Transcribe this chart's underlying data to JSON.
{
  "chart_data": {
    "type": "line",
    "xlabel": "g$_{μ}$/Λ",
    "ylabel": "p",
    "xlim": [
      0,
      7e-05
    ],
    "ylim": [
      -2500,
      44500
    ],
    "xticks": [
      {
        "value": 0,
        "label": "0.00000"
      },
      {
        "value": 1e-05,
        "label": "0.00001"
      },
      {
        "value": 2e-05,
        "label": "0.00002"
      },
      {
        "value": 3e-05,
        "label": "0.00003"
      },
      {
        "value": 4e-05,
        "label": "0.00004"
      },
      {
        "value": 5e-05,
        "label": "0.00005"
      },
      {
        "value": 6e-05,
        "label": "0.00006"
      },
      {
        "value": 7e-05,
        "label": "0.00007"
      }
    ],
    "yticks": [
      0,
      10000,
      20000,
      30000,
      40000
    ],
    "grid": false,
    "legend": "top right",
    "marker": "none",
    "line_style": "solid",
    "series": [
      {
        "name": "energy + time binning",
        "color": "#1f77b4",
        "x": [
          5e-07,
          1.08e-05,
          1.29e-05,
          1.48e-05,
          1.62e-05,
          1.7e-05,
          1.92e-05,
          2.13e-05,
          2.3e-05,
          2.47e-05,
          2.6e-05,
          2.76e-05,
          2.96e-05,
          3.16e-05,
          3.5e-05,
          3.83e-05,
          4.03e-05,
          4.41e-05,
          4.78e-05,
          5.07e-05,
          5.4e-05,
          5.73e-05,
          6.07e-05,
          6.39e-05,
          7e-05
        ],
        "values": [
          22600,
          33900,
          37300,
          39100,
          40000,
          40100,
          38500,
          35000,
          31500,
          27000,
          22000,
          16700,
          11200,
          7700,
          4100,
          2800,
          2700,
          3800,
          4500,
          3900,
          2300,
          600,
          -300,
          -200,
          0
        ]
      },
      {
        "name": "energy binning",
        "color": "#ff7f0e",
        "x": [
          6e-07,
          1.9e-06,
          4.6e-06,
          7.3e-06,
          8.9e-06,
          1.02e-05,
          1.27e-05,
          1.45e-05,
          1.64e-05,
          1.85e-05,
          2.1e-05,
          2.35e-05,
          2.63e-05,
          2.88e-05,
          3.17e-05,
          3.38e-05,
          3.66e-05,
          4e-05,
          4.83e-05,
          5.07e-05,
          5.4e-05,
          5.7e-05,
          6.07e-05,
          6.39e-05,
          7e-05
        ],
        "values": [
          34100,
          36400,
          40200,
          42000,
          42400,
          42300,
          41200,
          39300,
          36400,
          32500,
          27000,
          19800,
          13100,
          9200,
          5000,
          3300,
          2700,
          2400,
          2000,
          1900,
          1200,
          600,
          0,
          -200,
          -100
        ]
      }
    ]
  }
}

Instructions for the task | Transcribe every entry verbatim.

The answer |
Transcribe this chart's underlying data to JSON.
{
  "chart_data": {
    "type": "line",
    "xlabel": "g$_{μ}$/Λ",
    "ylabel": "p",
    "xlim": [
      0,
      7e-05
    ],
    "ylim": [
      -2500,
      44500
    ],
    "xticks": [
      {
        "value": 0,
        "label": "0.00000"
      },
      {
        "value": 1e-05,
        "label": "0.00001"
      },
      {
        "value": 2e-05,
        "label": "0.00002"
      },
      {
        "value": 3e-05,
        "label": "0.00003"
      },
      {
        "value": 4e-05,
        "label": "0.00004"
      },
      {
        "value": 5e-05,
        "label": "0.00005"
      },
      {
        "value": 6e-05,
        "label": "0.00006"
      },
      {
        "value": 7e-05,
        "label": "0.00007"
      }
    ],
    "yticks": [
      0,
      10000,
      20000,
      30000,
      40000
    ],
    "grid": false,
    "legend": "top right",
    "marker": "none",
    "line_style": "solid",
    "series": [
      {
        "name": "energy + time binning",
        "color": "#1f77b4",
        "x": [
          5e-07,
          1.08e-05,
          1.29e-05,
          1.48e-05,
          1.62e-05,
          1.7e-05,
          1.92e-05,
          2.13e-05,
          2.3e-05,
          2.47e-05,
          2.6e-05,
          2.76e-05,
          2.96e-05,
          3.16e-05,
          3.5e-05,
          3.83e-05,
          4.03e-05,
          4.41e-05,
          4.78e-05,
          5.07e-05,
          5.4e-05,
          5.73e-05,
          6.07e-05,
          6.39e-05,
          7e-05
        ],
        "values": [
          22600,
          33900,
          37300,
          39100,
          40000,
          40100,
          38500,
          35000,
          31500,
          27000,
          22000,
          16700,
          11200,
          7700,
          4100,
          2800,
          2700,
          3800,
          4500,
          3900,
          2300,
          600,
          -300,
          -200,
          0
        ]
      },
      {
        "name": "energy binning",
        "color": "#ff7f0e",
        "x": [
          6e-07,
          1.9e-06,
          4.6e-06,
          7.3e-06,
          8.9e-06,
          1.02e-05,
          1.27e-05,
          1.45e-05,
          1.64e-05,
          1.85e-05,
          2.1e-05,
          2.35e-05,
          2.63e-05,
          2.88e-05,
          3.17e-05,
          3.38e-05,
          3.66e-05,
          4e-05,
          4.83e-05,
          5.07e-05,
          5.4e-05,
          5.7e-05,
          6.07e-05,
          6.39e-05,
          7e-05
        ],
        "values": [
          34100,
          36400,
          40200,
          42000,
          42400,
          42300,
          41200,
          39300,
          36400,
          32500,
          27000,
          19800,
          13100,
          9200,
          5000,
          3300,
          2700,
          2400,
          2000,
          1900,
          1200,
          600,
          0,
          -200,
          -100
        ]
      }
    ]
  }
}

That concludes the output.